> Exercise description
Send back the entries below exactly as they appear.

(Lines of data)
— begin —
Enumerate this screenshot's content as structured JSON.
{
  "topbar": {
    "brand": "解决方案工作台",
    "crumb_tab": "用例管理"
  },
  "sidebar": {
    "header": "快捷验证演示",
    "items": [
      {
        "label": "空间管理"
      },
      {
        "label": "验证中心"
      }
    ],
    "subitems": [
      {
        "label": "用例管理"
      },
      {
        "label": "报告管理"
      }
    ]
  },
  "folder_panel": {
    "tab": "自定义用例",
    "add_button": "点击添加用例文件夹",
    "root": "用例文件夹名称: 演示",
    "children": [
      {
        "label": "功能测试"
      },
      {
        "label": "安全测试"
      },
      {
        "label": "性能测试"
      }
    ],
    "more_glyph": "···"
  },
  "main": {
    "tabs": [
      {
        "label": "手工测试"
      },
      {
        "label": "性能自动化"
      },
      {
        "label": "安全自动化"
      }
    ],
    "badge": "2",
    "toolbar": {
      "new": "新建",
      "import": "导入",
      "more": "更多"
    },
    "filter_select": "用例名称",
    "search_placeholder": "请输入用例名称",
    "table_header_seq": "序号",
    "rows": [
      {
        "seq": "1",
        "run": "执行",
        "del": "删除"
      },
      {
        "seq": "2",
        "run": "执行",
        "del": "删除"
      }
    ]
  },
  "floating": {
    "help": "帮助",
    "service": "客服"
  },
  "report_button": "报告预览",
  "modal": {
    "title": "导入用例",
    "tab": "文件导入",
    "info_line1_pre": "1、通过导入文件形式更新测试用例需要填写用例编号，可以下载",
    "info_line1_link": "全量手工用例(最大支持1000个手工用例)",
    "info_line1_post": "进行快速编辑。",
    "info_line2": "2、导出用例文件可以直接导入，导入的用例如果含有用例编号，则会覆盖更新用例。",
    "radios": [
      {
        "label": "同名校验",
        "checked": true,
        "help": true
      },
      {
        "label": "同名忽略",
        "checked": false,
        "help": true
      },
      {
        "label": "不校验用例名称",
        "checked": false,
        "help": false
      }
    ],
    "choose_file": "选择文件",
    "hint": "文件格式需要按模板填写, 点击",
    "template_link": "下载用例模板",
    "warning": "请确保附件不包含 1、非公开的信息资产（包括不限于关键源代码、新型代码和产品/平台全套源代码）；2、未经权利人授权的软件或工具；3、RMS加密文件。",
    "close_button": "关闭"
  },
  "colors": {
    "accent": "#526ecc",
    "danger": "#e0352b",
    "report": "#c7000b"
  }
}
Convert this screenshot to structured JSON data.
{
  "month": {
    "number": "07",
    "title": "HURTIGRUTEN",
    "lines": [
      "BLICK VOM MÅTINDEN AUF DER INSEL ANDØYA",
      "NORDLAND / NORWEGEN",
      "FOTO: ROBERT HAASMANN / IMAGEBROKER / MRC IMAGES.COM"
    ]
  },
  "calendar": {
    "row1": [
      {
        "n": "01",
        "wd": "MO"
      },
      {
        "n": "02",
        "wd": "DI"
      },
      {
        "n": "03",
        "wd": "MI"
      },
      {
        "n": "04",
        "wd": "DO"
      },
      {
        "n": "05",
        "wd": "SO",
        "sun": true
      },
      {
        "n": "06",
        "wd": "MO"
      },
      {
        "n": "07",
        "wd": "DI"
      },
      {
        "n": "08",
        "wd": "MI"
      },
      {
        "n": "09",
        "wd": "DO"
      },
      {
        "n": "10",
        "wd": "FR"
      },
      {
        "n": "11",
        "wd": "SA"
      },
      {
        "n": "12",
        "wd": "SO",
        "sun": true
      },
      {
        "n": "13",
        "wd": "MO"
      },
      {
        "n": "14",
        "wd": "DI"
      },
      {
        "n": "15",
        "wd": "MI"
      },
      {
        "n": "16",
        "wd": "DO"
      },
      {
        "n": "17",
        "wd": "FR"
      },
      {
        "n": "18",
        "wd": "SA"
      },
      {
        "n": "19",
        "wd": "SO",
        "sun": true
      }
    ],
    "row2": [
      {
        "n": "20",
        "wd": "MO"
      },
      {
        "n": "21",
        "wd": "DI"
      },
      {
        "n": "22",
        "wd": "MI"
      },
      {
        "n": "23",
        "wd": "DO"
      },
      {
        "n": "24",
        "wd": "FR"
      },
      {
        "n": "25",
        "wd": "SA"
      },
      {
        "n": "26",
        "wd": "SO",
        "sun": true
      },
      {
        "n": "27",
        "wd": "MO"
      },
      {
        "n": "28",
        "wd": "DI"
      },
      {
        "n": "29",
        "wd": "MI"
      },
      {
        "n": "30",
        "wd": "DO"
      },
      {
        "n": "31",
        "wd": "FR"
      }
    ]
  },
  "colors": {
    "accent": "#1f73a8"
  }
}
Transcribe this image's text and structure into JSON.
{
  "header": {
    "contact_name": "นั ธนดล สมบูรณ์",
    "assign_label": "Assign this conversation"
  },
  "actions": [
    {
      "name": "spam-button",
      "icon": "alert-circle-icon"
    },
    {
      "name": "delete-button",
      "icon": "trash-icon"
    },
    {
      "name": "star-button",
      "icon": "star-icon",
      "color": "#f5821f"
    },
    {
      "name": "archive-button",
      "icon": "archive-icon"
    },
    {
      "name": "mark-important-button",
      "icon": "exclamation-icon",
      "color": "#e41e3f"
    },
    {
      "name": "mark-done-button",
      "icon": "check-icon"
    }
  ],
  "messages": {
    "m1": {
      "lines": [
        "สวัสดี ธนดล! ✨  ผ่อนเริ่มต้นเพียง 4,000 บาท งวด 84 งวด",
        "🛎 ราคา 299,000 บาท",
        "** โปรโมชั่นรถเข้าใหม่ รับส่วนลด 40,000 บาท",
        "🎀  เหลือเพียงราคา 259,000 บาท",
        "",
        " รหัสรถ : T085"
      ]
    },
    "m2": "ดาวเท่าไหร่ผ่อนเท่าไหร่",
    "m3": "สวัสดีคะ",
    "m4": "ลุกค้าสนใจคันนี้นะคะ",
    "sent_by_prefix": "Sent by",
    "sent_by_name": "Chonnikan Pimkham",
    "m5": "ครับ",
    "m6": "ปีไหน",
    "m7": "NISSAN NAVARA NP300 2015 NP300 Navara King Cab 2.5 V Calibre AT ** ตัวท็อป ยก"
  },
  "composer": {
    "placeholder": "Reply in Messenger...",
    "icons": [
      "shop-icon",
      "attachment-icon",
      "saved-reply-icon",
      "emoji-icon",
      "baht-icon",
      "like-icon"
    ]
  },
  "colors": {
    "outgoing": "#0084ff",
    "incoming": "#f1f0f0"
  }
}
— end —
> Finished task
Enumerate this screenshot's content as structured JSON.
{
  "topbar": {
    "brand": "解决方案工作台",
    "crumb_tab": "用例管理"
  },
  "sidebar": {
    "header": "快捷验证演示",
    "items": [
      {
        "label": "空间管理"
      },
      {
        "label": "验证中心"
      }
    ],
    "subitems": [
      {
        "label": "用例管理"
      },
      {
        "label": "报告管理"
      }
    ]
  },
  "folder_panel": {
    "tab": "自定义用例",
    "add_button": "点击添加用例文件夹",
    "root": "用例文件夹名称: 演示",
    "children": [
      {
        "label": "功能测试"
      },
      {
        "label": "安全测试"
      },
      {
        "label": "性能测试"
      }
    ],
    "more_glyph": "···"
  },
  "main": {
    "tabs": [
      {
        "label": "手工测试"
      },
      {
        "label": "性能自动化"
      },
      {
        "label": "安全自动化"
      }
    ],
    "badge": "2",
    "toolbar": {
      "new": "新建",
      "import": "导入",
      "more": "更多"
    },
    "filter_select": "用例名称",
    "search_placeholder": "请输入用例名称",
    "table_header_seq": "序号",
    "rows": [
      {
        "seq": "1",
        "run": "执行",
        "del": "删除"
      },
      {
        "seq": "2",
        "run": "执行",
        "del": "删除"
      }
    ]
  },
  "floating": {
    "help": "帮助",
    "service": "客服"
  },
  "report_button": "报告预览",
  "modal": {
    "title": "导入用例",
    "tab": "文件导入",
    "info_line1_pre": "1、通过导入文件形式更新测试用例需要填写用例编号，可以下载",
    "info_line1_link": "全量手工用例(最大支持1000个手工用例)",
    "info_line1_post": "进行快速编辑。",
    "info_line2": "2、导出用例文件可以直接导入，导入的用例如果含有用例编号，则会覆盖更新用例。",
    "radios": [
      {
        "label": "同名校验",
        "checked": true,
        "help": true
      },
      {
        "label": "同名忽略",
        "checked": false,
        "help": true
      },
      {
        "label": "不校验用例名称",
        "checked": false,
        "help": false
      }
    ],
    "choose_file": "选择文件",
    "hint": "文件格式需要按模板填写, 点击",
    "template_link": "下载用例模板",
    "warning": "请确保附件不包含 1、非公开的信息资产（包括不限于关键源代码、新型代码和产品/平台全套源代码）；2、未经权利人授权的软件或工具；3、RMS加密文件。",
    "close_button": "关闭"
  },
  "colors": {
    "accent": "#526ecc",
    "danger": "#e0352b",
    "report": "#c7000b"
  }
}
Convert this screenshot to structured JSON data.
{
  "month": {
    "number": "07",
    "title": "HURTIGRUTEN",
    "lines": [
      "BLICK VOM MÅTINDEN AUF DER INSEL ANDØYA",
      "NORDLAND / NORWEGEN",
      "FOTO: ROBERT HAASMANN / IMAGEBROKER / MRC IMAGES.COM"
    ]
  },
  "calendar": {
    "row1": [
      {
        "n": "01",
        "wd": "MO"
      },
      {
        "n": "02",
        "wd": "DI"
      },
      {
        "n": "03",
        "wd": "MI"
      },
      {
        "n": "04",
        "wd": "DO"
      },
      {
        "n": "05",
        "wd": "SO",
        "sun": true
      },
      {
        "n": "06",
        "wd": "MO"
      },
      {
        "n": "07",
        "wd": "DI"
      },
      {
        "n": "08",
        "wd": "MI"
      },
      {
        "n": "09",
        "wd": "DO"
      },
      {
        "n": "10",
        "wd": "FR"
      },
      {
        "n": "11",
        "wd": "SA"
      },
      {
        "n": "12",
        "wd": "SO",
        "sun": true
      },
      {
        "n": "13",
        "wd": "MO"
      },
      {
        "n": "14",
        "wd": "DI"
      },
      {
        "n": "15",
        "wd": "MI"
      },
      {
        "n": "16",
        "wd": "DO"
      },
      {
        "n": "17",
        "wd": "FR"
      },
      {
        "n": "18",
        "wd": "SA"
      },
      {
        "n": "19",
        "wd": "SO",
        "sun": true
      }
    ],
    "row2": [
      {
        "n": "20",
        "wd": "MO"
      },
      {
        "n": "21",
        "wd": "DI"
      },
      {
        "n": "22",
        "wd": "MI"
      },
      {
        "n": "23",
        "wd": "DO"
      },
      {
        "n": "24",
        "wd": "FR"
      },
      {
        "n": "25",
        "wd": "SA"
      },
      {
        "n": "26",
        "wd": "SO",
        "sun": true
      },
      {
        "n": "27",
        "wd": "MO"
      },
      {
        "n": "28",
        "wd": "DI"
      },
      {
        "n": "29",
        "wd": "MI"
      },
      {
        "n": "30",
        "wd": "DO"
      },
      {
        "n": "31",
        "wd": "FR"
      }
    ]
  },
  "colors": {
    "accent": "#1f73a8"
  }
}
Transcribe this image's text and structure into JSON.
{
  "header": {
    "contact_name": "นั ธนดล สมบูรณ์",
    "assign_label": "Assign this conversation"
  },
  "actions": [
    {
      "name": "spam-button",
      "icon": "alert-circle-icon"
    },
    {
      "name": "delete-button",
      "icon": "trash-icon"
    },
    {
      "name": "star-button",
      "icon": "star-icon",
      "color": "#f5821f"
    },
    {
      "name": "archive-button",
      "icon": "archive-icon"
    },
    {
      "name": "mark-important-button",
      "icon": "exclamation-icon",
      "color": "#e41e3f"
    },
    {
      "name": "mark-done-button",
      "icon": "check-icon"
    }
  ],
  "messages": {
    "m1": {
      "lines": [
        "สวัสดี ธนดล! ✨  ผ่อนเริ่มต้นเพียง 4,000 บาท งวด 84 งวด",
        "🛎 ราคา 299,000 บาท",
        "** โปรโมชั่นรถเข้าใหม่ รับส่วนลด 40,000 บาท",
        "🎀  เหลือเพียงราคา 259,000 บาท",
        "",
        " รหัสรถ : T085"
      ]
    },
    "m2": "ดาวเท่าไหร่ผ่อนเท่าไหร่",
    "m3": "สวัสดีคะ",
    "m4": "ลุกค้าสนใจคันนี้นะคะ",
    "sent_by_prefix": "Sent by",
    "sent_by_name": "Chonnikan Pimkham",
    "m5": "ครับ",
    "m6": "ปีไหน",
    "m7": "NISSAN NAVARA NP300 2015 NP300 Navara King Cab 2.5 V Calibre AT ** ตัวท็อป ยก"
  },
  "composer": {
    "placeholder": "Reply in Messenger...",
    "icons": [
      "shop-icon",
      "attachment-icon",
      "saved-reply-icon",
      "emoji-icon",
      "baht-icon",
      "like-icon"
    ]
  },
  "colors": {
    "outgoing": "#0084ff",
    "incoming": "#f1f0f0"
  }
}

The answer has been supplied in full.